### EXERCISE AIM:
In the entries that follow, how many lines contain the word "cervello"? Answer with the number only.
___ DATA PROVIDED ___
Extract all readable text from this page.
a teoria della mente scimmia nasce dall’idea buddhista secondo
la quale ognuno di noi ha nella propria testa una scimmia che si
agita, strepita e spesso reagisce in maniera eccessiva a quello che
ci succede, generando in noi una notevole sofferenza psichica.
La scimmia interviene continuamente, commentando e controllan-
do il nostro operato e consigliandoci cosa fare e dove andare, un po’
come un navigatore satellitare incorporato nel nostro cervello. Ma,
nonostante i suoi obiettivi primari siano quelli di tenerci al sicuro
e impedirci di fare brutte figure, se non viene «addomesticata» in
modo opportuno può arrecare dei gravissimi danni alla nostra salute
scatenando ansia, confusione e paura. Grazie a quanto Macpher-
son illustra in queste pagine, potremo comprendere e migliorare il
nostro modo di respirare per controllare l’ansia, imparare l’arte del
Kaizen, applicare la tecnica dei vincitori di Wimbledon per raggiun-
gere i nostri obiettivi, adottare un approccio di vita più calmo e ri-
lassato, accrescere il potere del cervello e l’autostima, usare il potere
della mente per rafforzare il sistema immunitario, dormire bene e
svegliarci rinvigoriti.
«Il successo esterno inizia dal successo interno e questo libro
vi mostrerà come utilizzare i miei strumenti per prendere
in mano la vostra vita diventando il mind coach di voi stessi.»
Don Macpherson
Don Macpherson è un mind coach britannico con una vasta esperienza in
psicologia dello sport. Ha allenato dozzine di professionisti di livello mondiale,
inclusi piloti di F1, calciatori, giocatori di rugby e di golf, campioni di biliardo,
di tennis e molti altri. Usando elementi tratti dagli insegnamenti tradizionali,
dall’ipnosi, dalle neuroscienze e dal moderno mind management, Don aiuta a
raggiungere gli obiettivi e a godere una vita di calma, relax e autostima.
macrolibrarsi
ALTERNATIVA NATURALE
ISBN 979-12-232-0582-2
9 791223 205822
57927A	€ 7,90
___
___ DATA PROVIDED ___
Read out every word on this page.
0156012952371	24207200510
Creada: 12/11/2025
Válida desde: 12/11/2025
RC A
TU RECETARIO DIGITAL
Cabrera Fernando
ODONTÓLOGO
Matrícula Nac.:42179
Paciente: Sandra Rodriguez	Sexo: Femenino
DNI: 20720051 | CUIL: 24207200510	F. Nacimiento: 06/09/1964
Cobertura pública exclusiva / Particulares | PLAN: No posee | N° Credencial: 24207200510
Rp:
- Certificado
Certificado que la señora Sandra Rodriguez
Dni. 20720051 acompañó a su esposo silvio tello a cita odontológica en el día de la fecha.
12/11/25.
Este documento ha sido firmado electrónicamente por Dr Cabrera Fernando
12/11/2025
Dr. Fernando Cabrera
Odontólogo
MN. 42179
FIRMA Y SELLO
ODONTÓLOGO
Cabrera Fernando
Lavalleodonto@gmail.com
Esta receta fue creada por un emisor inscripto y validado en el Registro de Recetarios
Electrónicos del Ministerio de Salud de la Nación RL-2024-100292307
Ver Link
___
### OUTPUT:
2